DATA ENTRIES:
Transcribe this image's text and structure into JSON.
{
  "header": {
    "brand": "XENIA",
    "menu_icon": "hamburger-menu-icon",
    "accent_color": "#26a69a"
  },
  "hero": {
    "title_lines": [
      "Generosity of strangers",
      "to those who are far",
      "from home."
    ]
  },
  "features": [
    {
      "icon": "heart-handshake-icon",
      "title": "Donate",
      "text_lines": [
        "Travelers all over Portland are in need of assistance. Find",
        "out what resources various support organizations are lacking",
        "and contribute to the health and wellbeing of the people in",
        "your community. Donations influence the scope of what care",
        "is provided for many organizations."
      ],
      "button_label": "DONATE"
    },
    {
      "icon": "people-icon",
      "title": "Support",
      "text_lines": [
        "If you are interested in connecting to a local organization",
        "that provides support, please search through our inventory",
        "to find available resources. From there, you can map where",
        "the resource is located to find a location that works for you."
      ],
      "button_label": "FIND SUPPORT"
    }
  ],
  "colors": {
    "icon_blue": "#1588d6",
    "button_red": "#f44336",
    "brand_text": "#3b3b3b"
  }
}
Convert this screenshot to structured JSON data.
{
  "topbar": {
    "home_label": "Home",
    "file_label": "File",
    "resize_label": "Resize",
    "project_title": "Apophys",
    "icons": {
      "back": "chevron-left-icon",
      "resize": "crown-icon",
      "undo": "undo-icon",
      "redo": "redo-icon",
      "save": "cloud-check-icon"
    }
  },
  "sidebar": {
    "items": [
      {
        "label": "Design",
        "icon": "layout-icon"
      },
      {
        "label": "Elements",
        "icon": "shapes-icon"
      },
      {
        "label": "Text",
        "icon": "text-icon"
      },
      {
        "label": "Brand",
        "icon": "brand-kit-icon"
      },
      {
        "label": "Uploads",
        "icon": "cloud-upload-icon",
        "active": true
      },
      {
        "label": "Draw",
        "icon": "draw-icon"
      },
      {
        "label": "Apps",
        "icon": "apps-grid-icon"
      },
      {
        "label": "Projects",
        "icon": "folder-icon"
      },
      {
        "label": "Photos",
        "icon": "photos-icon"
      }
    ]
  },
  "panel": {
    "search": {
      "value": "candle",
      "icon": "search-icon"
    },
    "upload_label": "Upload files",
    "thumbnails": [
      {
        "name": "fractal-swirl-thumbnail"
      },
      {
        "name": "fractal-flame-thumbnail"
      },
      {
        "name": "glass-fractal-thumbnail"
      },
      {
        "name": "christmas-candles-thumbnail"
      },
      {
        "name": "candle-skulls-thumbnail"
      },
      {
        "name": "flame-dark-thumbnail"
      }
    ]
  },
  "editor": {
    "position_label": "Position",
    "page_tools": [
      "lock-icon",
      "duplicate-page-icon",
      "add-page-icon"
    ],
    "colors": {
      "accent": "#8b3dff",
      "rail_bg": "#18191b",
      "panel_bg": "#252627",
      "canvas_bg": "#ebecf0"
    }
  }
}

GIVEN TASK: Copy each line of the preceding data that contains the string "organizations".

EXERCISE ANSWER:
        "out what resources various support organizations are lacking",
        "is provided for many organizations."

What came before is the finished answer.